[Work to do] Output every line below exactly.

[Materials provided]
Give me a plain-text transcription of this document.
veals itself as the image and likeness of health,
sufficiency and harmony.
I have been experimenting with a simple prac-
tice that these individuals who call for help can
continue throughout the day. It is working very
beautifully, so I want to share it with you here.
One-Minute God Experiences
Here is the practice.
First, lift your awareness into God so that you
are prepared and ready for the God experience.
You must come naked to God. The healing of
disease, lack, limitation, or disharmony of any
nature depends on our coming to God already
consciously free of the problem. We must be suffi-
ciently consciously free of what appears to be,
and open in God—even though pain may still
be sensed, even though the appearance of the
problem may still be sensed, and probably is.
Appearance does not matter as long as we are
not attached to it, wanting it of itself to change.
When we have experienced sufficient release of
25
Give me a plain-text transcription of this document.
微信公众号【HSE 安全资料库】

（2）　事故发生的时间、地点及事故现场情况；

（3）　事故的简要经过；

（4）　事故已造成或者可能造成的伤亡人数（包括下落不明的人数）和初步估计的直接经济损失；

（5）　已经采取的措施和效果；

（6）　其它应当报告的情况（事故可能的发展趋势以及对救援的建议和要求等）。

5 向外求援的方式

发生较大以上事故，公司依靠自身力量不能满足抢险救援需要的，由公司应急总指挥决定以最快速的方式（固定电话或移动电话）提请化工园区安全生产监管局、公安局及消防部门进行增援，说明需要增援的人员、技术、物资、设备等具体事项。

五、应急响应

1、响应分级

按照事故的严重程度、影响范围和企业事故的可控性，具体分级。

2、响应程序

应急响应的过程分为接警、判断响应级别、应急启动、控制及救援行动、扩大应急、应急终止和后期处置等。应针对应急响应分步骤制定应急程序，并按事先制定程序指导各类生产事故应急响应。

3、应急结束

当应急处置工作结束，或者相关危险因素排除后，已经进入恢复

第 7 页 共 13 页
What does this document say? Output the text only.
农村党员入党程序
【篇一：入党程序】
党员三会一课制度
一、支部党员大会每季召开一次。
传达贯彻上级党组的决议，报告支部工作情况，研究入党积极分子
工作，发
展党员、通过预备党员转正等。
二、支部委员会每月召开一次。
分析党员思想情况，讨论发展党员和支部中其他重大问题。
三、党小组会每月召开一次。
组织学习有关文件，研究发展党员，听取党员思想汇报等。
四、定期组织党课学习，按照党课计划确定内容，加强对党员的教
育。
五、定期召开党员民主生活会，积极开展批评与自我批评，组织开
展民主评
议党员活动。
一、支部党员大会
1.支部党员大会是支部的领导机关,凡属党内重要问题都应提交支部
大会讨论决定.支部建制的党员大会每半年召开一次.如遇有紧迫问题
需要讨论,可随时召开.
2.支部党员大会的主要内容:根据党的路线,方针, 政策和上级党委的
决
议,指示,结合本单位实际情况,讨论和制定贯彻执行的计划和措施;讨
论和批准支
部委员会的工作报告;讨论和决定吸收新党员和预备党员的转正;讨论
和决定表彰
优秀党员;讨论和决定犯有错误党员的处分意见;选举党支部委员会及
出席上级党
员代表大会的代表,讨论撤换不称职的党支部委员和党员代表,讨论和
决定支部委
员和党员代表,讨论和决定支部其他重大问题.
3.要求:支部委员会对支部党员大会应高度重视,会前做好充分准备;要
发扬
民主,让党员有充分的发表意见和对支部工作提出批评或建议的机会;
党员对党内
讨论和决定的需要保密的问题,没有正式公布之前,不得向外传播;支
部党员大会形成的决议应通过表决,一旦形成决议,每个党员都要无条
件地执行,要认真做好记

[Full solution]
Give me a plain-text transcription of this document.
veals itself as the image and likeness of health,
sufficiency and harmony.
I have been experimenting with a simple prac-
tice that these individuals who call for help can
continue throughout the day. It is working very
beautifully, so I want to share it with you here.
One-Minute God Experiences
Here is the practice.
First, lift your awareness into God so that you
are prepared and ready for the God experience.
You must come naked to God. The healing of
disease, lack, limitation, or disharmony of any
nature depends on our coming to God already
consciously free of the problem. We must be suffi-
ciently consciously free of what appears to be,
and open in God—even though pain may still
be sensed, even though the appearance of the
problem may still be sensed, and probably is.
Appearance does not matter as long as we are
not attached to it, wanting it of itself to change.
When we have experienced sufficient release of
25
Give me a plain-text transcription of this document.
微信公众号【HSE 安全资料库】

（2）　事故发生的时间、地点及事故现场情况；

（3）　事故的简要经过；

（4）　事故已造成或者可能造成的伤亡人数（包括下落不明的人数）和初步估计的直接经济损失；

（5）　已经采取的措施和效果；

（6）　其它应当报告的情况（事故可能的发展趋势以及对救援的建议和要求等）。

5 向外求援的方式

发生较大以上事故，公司依靠自身力量不能满足抢险救援需要的，由公司应急总指挥决定以最快速的方式（固定电话或移动电话）提请化工园区安全生产监管局、公安局及消防部门进行增援，说明需要增援的人员、技术、物资、设备等具体事项。

五、应急响应

1、响应分级

按照事故的严重程度、影响范围和企业事故的可控性，具体分级。

2、响应程序

应急响应的过程分为接警、判断响应级别、应急启动、控制及救援行动、扩大应急、应急终止和后期处置等。应针对应急响应分步骤制定应急程序，并按事先制定程序指导各类生产事故应急响应。

3、应急结束

当应急处置工作结束，或者相关危险因素排除后，已经进入恢复

第 7 页 共 13 页
What does this document say? Output the text only.
农村党员入党程序
【篇一：入党程序】
党员三会一课制度
一、支部党员大会每季召开一次。
传达贯彻上级党组的决议，报告支部工作情况，研究入党积极分子
工作，发
展党员、通过预备党员转正等。
二、支部委员会每月召开一次。
分析党员思想情况，讨论发展党员和支部中其他重大问题。
三、党小组会每月召开一次。
组织学习有关文件，研究发展党员，听取党员思想汇报等。
四、定期组织党课学习，按照党课计划确定内容，加强对党员的教
育。
五、定期召开党员民主生活会，积极开展批评与自我批评，组织开
展民主评
议党员活动。
一、支部党员大会
1.支部党员大会是支部的领导机关,凡属党内重要问题都应提交支部
大会讨论决定.支部建制的党员大会每半年召开一次.如遇有紧迫问题
需要讨论,可随时召开.
2.支部党员大会的主要内容:根据党的路线,方针, 政策和上级党委的
决
议,指示,结合本单位实际情况,讨论和制定贯彻执行的计划和措施;讨
论和批准支
部委员会的工作报告;讨论和决定吸收新党员和预备党员的转正;讨论
和决定表彰
优秀党员;讨论和决定犯有错误党员的处分意见;选举党支部委员会及
出席上级党
员代表大会的代表,讨论撤换不称职的党支部委员和党员代表,讨论和
决定支部委
员和党员代表,讨论和决定支部其他重大问题.
3.要求:支部委员会对支部党员大会应高度重视,会前做好充分准备;要
发扬
民主,让党员有充分的发表意见和对支部工作提出批评或建议的机会;
党员对党内
讨论和决定的需要保密的问题,没有正式公布之前,不得向外传播;支
部党员大会形成的决议应通过表决,一旦形成决议,每个党员都要无条
件地执行,要认真做好记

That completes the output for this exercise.